- Task prompt -
Send each entry back exactly as given, pictures excluded.

- Supplied entries -
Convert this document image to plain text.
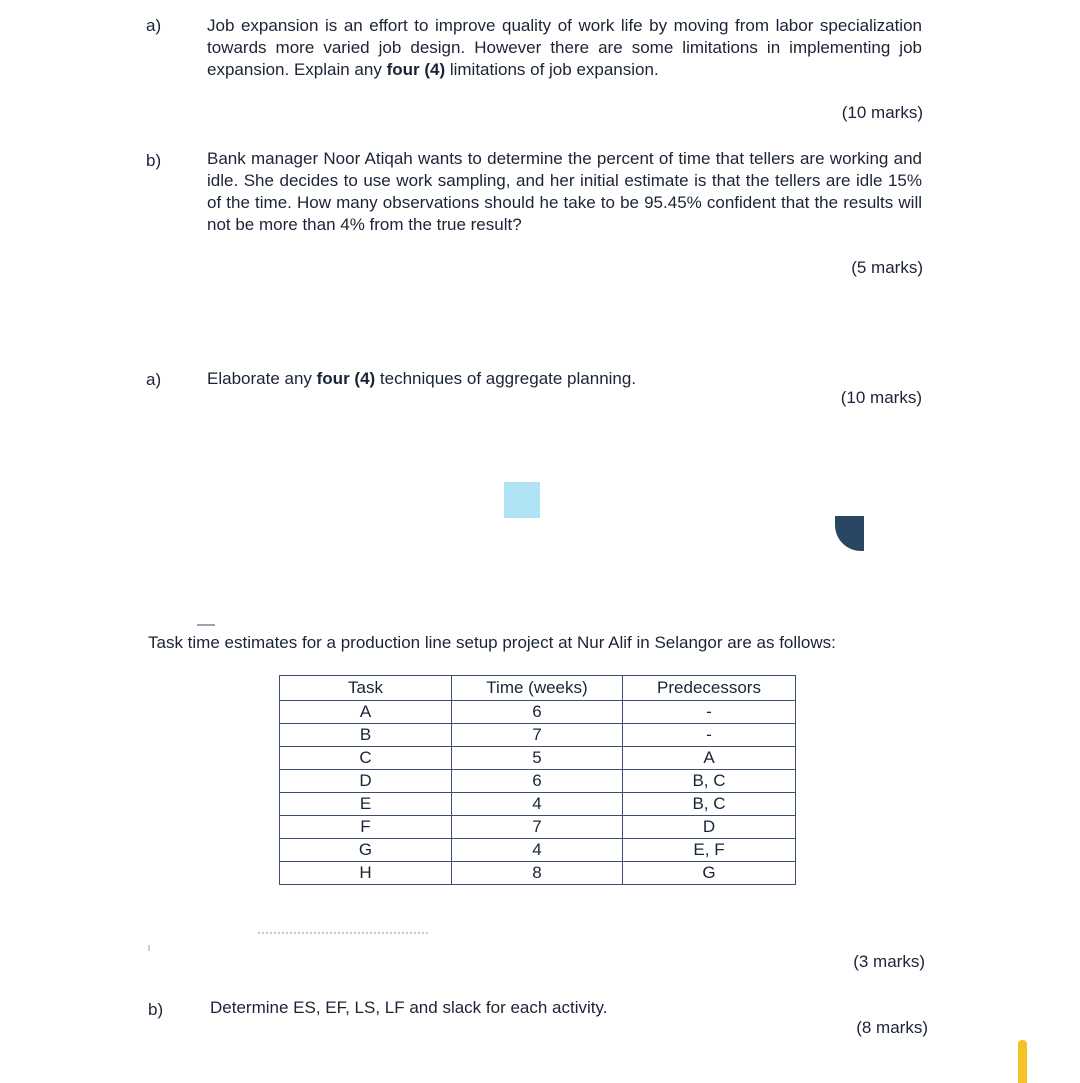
a)	Job expansion is an effort to improve quality of work life by moving from labor specialization towards more varied job design. However there are some limitations in implementing job expansion. Explain any four (4) limitations of job expansion.
(10 marks)
b)	Bank manager Noor Atiqah wants to determine the percent of time that tellers are working and idle. She decides to use work sampling, and her initial estimate is that the tellers are idle 15% of the time. How many observations should he take to be 95.45% confident that the results will not be more than 4% from the true result?
(5 marks)
a)	Elaborate any four (4) techniques of aggregate planning.
(10 marks)
Task time estimates for a production line setup project at Nur Alif in Selangor are as follows:
Task	Time (weeks)	Predecessors
A	6	-
B	7	-
C	5	A
D	6	B, C
E	4	B, C
F	7	D
G	4	E, F
H	8	G
(3 marks)
b)	Determine ES, EF, LS, LF and slack for each activity.
(8 marks)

- Answer to this exercise -
Convert this document image to plain text.
a)	Job expansion is an effort to improve quality of work life by moving from labor specialization towards more varied job design. However there are some limitations in implementing job expansion. Explain any four (4) limitations of job expansion.
(10 marks)
b)	Bank manager Noor Atiqah wants to determine the percent of time that tellers are working and idle. She decides to use work sampling, and her initial estimate is that the tellers are idle 15% of the time. How many observations should he take to be 95.45% confident that the results will not be more than 4% from the true result?
(5 marks)
a)	Elaborate any four (4) techniques of aggregate planning.
(10 marks)
Task time estimates for a production line setup project at Nur Alif in Selangor are as follows:
Task	Time (weeks)	Predecessors
A	6	-
B	7	-
C	5	A
D	6	B, C
E	4	B, C
F	7	D
G	4	E, F
H	8	G
(3 marks)
b)	Determine ES, EF, LS, LF and slack for each activity.
(8 marks)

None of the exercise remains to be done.